> [EXCERPTED RECORDS]:
-------------------------

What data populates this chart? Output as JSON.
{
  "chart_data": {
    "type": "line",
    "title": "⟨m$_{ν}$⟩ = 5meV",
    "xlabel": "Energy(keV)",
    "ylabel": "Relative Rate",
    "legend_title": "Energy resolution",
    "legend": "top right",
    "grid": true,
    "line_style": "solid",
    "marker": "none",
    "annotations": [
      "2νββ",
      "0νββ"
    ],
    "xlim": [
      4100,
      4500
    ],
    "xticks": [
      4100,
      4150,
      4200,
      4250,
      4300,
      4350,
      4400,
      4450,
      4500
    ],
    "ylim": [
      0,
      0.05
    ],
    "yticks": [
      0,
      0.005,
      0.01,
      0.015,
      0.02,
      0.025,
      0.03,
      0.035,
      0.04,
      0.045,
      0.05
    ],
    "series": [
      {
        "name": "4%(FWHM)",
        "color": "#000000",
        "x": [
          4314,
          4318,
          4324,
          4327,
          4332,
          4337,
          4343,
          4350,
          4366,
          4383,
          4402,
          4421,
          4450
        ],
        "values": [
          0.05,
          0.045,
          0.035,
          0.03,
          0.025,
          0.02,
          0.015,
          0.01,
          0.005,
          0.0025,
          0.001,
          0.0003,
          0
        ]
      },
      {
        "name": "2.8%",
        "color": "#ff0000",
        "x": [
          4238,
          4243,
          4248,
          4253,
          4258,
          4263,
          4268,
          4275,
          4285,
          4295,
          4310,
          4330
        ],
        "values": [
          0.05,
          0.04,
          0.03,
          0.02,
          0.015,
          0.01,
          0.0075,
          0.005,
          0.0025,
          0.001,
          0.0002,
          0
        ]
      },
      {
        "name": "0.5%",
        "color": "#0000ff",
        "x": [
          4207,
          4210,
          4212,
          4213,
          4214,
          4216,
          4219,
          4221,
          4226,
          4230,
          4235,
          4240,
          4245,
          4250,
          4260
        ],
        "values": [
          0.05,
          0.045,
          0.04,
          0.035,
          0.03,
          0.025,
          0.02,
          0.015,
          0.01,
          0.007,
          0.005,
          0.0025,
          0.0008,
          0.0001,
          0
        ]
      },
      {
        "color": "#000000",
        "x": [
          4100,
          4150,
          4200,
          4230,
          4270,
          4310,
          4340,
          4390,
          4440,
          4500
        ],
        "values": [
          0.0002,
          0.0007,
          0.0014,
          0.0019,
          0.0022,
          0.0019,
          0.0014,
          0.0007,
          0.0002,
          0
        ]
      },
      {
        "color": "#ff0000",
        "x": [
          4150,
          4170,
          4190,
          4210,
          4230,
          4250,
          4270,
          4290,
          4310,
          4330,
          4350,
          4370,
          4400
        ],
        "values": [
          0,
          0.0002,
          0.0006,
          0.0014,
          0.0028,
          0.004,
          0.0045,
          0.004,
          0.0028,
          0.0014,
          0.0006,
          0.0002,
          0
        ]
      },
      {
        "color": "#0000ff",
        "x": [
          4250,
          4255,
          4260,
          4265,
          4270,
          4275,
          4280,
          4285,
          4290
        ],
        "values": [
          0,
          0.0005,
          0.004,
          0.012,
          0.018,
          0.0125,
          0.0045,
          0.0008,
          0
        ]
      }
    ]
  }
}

-------------------------

> [GIVEN INSTRUCTION]: Repeat every line of the data, exactly and in full.

> [FINAL RESULT]:
What data populates this chart? Output as JSON.
{
  "chart_data": {
    "type": "line",
    "title": "⟨m$_{ν}$⟩ = 5meV",
    "xlabel": "Energy(keV)",
    "ylabel": "Relative Rate",
    "legend_title": "Energy resolution",
    "legend": "top right",
    "grid": true,
    "line_style": "solid",
    "marker": "none",
    "annotations": [
      "2νββ",
      "0νββ"
    ],
    "xlim": [
      4100,
      4500
    ],
    "xticks": [
      4100,
      4150,
      4200,
      4250,
      4300,
      4350,
      4400,
      4450,
      4500
    ],
    "ylim": [
      0,
      0.05
    ],
    "yticks": [
      0,
      0.005,
      0.01,
      0.015,
      0.02,
      0.025,
      0.03,
      0.035,
      0.04,
      0.045,
      0.05
    ],
    "series": [
      {
        "name": "4%(FWHM)",
        "color": "#000000",
        "x": [
          4314,
          4318,
          4324,
          4327,
          4332,
          4337,
          4343,
          4350,
          4366,
          4383,
          4402,
          4421,
          4450
        ],
        "values": [
          0.05,
          0.045,
          0.035,
          0.03,
          0.025,
          0.02,
          0.015,
          0.01,
          0.005,
          0.0025,
          0.001,
          0.0003,
          0
        ]
      },
      {
        "name": "2.8%",
        "color": "#ff0000",
        "x": [
          4238,
          4243,
          4248,
          4253,
          4258,
          4263,
          4268,
          4275,
          4285,
          4295,
          4310,
          4330
        ],
        "values": [
          0.05,
          0.04,
          0.03,
          0.02,
          0.015,
          0.01,
          0.0075,
          0.005,
          0.0025,
          0.001,
          0.0002,
          0
        ]
      },
      {
        "name": "0.5%",
        "color": "#0000ff",
        "x": [
          4207,
          4210,
          4212,
          4213,
          4214,
          4216,
          4219,
          4221,
          4226,
          4230,
          4235,
          4240,
          4245,
          4250,
          4260
        ],
        "values": [
          0.05,
          0.045,
          0.04,
          0.035,
          0.03,
          0.025,
          0.02,
          0.015,
          0.01,
          0.007,
          0.005,
          0.0025,
          0.0008,
          0.0001,
          0
        ]
      },
      {
        "color": "#000000",
        "x": [
          4100,
          4150,
          4200,
          4230,
          4270,
          4310,
          4340,
          4390,
          4440,
          4500
        ],
        "values": [
          0.0002,
          0.0007,
          0.0014,
          0.0019,
          0.0022,
          0.0019,
          0.0014,
          0.0007,
          0.0002,
          0
        ]
      },
      {
        "color": "#ff0000",
        "x": [
          4150,
          4170,
          4190,
          4210,
          4230,
          4250,
          4270,
          4290,
          4310,
          4330,
          4350,
          4370,
          4400
        ],
        "values": [
          0,
          0.0002,
          0.0006,
          0.0014,
          0.0028,
          0.004,
          0.0045,
          0.004,
          0.0028,
          0.0014,
          0.0006,
          0.0002,
          0
        ]
      },
      {
        "color": "#0000ff",
        "x": [
          4250,
          4255,
          4260,
          4265,
          4270,
          4275,
          4280,
          4285,
          4290
        ],
        "values": [
          0,
          0.0005,
          0.004,
          0.012,
          0.018,
          0.0125,
          0.0045,
          0.0008,
          0
        ]
      }
    ]
  }
}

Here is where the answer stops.